*** Information given

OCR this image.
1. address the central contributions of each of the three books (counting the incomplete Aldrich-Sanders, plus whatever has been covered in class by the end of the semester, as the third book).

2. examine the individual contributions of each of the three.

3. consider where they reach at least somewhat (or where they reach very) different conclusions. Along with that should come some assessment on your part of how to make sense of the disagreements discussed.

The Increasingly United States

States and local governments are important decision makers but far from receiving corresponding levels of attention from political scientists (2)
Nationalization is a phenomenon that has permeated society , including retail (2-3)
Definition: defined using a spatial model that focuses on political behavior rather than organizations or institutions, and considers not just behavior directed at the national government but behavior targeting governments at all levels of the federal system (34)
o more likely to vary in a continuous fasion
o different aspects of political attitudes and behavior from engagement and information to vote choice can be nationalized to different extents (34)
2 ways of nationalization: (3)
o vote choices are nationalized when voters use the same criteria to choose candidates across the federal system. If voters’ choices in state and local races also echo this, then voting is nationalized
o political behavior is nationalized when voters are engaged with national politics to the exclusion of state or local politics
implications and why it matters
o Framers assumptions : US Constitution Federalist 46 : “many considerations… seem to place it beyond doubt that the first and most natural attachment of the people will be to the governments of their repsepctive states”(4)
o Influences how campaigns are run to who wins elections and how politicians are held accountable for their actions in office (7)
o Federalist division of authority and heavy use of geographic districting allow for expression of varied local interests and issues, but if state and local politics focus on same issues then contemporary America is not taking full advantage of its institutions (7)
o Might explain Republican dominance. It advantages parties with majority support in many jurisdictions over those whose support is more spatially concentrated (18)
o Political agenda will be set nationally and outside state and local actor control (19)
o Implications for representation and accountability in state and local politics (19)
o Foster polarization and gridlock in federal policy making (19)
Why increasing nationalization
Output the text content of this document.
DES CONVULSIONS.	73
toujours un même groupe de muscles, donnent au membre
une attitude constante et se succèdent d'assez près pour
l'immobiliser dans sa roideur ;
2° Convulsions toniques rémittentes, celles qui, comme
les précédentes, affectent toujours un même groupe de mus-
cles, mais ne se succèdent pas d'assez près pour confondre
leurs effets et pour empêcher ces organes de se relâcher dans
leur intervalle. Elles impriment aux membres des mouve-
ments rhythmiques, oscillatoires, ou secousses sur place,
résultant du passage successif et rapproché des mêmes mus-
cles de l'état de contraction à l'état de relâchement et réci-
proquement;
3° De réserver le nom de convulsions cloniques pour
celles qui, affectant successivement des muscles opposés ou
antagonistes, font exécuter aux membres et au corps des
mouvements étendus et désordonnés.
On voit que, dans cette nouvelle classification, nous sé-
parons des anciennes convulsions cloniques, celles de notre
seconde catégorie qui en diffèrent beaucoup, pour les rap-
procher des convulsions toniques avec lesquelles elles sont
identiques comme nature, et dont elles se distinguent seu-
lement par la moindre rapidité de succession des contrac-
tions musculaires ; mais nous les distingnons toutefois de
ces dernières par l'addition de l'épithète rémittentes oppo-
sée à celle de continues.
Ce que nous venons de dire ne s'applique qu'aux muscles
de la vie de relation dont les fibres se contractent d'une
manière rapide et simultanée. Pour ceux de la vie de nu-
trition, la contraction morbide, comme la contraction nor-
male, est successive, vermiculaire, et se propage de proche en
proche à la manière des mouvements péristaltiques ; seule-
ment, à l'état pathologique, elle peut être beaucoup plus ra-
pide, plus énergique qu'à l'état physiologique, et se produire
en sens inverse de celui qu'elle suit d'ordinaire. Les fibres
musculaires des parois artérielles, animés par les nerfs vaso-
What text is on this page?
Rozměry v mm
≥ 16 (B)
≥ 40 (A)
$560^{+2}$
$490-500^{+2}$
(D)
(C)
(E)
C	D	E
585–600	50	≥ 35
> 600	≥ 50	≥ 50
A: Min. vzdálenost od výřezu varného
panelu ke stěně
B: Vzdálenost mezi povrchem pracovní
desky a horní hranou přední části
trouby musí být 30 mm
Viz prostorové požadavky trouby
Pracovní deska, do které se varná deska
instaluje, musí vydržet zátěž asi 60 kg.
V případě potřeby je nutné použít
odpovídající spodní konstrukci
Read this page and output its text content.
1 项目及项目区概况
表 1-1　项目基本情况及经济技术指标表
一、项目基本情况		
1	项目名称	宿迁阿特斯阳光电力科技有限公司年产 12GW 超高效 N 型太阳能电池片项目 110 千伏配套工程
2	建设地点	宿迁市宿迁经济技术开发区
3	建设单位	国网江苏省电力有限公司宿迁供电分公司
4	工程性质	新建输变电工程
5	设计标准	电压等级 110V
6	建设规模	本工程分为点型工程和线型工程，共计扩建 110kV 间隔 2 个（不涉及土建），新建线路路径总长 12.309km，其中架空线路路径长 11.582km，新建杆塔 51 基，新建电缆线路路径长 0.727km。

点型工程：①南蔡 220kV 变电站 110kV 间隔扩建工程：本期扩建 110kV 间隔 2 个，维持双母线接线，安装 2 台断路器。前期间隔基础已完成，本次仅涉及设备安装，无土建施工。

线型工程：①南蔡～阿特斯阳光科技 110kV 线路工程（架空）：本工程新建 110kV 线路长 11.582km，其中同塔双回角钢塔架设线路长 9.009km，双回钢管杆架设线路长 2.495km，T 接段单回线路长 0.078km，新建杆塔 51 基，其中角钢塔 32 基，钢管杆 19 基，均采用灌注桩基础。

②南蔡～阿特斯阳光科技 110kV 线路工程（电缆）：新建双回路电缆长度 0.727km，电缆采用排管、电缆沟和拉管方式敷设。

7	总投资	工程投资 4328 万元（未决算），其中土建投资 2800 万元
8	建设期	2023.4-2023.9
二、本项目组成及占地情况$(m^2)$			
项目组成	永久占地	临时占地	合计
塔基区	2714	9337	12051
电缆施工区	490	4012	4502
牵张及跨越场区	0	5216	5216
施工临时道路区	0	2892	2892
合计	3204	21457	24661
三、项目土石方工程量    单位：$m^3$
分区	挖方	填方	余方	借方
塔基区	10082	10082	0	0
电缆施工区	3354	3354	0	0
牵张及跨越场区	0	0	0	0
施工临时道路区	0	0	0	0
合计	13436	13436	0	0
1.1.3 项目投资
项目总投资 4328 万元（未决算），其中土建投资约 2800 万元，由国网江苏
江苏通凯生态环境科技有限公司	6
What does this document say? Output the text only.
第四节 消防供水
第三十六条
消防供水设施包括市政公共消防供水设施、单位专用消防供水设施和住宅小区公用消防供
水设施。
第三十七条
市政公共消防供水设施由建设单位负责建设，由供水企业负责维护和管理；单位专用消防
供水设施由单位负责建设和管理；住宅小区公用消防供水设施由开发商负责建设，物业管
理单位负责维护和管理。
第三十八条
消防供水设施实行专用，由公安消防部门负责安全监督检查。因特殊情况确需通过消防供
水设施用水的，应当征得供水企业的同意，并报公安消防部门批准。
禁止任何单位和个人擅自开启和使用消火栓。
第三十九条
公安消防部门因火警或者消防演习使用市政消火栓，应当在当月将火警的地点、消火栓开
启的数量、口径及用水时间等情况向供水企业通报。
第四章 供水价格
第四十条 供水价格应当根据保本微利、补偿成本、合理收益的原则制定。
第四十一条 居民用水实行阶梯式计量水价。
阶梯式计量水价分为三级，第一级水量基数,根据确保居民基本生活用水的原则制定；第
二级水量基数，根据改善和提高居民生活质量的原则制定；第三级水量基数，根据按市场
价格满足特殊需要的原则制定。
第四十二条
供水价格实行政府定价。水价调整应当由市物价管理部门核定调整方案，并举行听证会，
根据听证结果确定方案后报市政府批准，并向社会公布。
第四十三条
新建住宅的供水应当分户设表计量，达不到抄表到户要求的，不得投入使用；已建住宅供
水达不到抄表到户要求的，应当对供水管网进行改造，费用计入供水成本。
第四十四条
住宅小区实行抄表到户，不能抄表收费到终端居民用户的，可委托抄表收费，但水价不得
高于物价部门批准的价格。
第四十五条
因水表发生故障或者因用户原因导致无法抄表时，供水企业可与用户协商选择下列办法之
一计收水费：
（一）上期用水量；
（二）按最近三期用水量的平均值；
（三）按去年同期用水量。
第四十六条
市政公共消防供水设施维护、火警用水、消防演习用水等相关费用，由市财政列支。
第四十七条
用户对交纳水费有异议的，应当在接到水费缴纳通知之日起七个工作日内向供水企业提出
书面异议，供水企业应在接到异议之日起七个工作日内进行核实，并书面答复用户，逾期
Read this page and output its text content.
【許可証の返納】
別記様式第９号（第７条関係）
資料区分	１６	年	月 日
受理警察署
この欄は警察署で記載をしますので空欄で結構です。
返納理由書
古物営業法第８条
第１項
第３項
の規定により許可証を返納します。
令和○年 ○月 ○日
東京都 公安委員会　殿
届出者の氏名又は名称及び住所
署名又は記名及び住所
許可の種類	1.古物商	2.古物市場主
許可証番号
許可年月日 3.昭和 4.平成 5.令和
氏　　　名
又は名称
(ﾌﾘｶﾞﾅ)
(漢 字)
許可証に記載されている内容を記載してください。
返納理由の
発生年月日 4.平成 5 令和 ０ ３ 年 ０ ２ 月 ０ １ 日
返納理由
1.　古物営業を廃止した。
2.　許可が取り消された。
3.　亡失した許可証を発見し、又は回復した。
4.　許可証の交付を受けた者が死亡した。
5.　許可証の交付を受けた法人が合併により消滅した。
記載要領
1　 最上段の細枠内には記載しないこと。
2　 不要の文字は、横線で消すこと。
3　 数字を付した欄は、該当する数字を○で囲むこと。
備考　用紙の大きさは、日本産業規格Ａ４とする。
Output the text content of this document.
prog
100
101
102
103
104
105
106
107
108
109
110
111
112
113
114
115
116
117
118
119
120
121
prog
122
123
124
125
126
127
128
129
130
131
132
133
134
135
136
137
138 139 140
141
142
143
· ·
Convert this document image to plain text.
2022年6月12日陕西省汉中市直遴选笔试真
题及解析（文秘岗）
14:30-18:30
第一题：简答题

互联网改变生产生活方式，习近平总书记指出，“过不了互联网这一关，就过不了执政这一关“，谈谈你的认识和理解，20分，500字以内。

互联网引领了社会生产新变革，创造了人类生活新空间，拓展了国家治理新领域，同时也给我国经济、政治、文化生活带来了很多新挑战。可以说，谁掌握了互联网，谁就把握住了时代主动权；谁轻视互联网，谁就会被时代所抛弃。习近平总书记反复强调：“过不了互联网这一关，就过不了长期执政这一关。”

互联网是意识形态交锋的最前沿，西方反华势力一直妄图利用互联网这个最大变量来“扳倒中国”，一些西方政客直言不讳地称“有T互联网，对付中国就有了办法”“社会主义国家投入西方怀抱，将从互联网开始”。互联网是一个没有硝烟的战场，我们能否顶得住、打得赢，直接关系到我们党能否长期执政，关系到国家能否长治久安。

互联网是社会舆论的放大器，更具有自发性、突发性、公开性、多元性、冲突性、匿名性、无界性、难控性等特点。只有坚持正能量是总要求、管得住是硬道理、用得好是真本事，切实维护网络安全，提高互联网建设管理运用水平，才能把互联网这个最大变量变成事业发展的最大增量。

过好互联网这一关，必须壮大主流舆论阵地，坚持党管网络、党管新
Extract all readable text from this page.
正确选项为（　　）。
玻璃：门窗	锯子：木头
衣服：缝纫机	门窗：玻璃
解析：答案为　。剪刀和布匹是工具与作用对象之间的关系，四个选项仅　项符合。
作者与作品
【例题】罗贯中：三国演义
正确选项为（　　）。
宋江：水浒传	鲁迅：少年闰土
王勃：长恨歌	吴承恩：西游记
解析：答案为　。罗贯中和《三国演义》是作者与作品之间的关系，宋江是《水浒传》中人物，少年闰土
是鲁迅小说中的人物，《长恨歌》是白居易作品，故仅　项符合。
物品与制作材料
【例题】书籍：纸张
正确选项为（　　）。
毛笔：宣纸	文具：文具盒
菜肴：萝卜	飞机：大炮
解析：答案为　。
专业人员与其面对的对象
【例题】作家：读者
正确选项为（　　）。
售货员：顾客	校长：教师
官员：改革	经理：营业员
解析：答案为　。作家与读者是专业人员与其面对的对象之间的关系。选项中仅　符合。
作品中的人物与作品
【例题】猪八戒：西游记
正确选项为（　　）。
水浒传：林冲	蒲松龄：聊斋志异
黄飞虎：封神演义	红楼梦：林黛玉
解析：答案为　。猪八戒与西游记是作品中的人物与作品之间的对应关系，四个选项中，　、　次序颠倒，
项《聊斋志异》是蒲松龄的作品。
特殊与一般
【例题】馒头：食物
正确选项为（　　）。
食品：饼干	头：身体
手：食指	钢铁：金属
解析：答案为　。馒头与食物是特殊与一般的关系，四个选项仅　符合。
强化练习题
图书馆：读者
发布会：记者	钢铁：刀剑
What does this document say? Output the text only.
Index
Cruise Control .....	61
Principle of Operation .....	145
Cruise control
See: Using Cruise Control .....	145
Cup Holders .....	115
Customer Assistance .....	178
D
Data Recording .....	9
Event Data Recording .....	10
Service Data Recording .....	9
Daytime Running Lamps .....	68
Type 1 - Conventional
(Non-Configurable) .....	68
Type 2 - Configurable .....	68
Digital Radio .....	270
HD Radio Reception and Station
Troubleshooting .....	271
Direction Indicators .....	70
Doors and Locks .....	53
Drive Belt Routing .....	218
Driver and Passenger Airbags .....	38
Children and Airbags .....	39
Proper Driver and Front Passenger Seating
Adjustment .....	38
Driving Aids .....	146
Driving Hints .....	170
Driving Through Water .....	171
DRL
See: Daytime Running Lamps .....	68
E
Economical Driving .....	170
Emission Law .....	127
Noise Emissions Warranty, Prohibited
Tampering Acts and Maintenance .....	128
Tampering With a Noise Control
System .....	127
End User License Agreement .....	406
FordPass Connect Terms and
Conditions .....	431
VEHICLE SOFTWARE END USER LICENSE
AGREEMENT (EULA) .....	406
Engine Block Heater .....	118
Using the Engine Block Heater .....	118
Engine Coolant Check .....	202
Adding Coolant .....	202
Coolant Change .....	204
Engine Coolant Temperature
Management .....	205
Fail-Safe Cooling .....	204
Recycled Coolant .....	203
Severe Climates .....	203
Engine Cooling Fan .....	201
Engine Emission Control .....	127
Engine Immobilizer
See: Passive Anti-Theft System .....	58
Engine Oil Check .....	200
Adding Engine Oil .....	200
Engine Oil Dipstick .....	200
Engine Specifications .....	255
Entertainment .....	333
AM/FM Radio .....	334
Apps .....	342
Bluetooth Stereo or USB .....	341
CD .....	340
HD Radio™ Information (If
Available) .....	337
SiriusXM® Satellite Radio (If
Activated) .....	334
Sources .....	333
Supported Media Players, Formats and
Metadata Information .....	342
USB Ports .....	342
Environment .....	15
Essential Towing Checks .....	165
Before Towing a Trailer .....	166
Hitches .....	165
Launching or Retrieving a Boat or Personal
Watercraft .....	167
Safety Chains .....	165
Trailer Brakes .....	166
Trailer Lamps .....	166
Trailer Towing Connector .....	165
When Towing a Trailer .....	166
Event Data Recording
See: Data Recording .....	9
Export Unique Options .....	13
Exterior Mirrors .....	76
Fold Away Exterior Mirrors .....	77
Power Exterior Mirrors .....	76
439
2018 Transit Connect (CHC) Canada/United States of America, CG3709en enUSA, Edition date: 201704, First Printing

******

> **Exercise instructions**
Pick out each line containing "état" and report it.

> **Output of the task**
cles de l'état de contraction à l'état de relâchement et réci-
ment, à l'état pathologique, elle peut être beaucoup plus ra-
pide, plus énergique qu'à l'état physiologique, et se produire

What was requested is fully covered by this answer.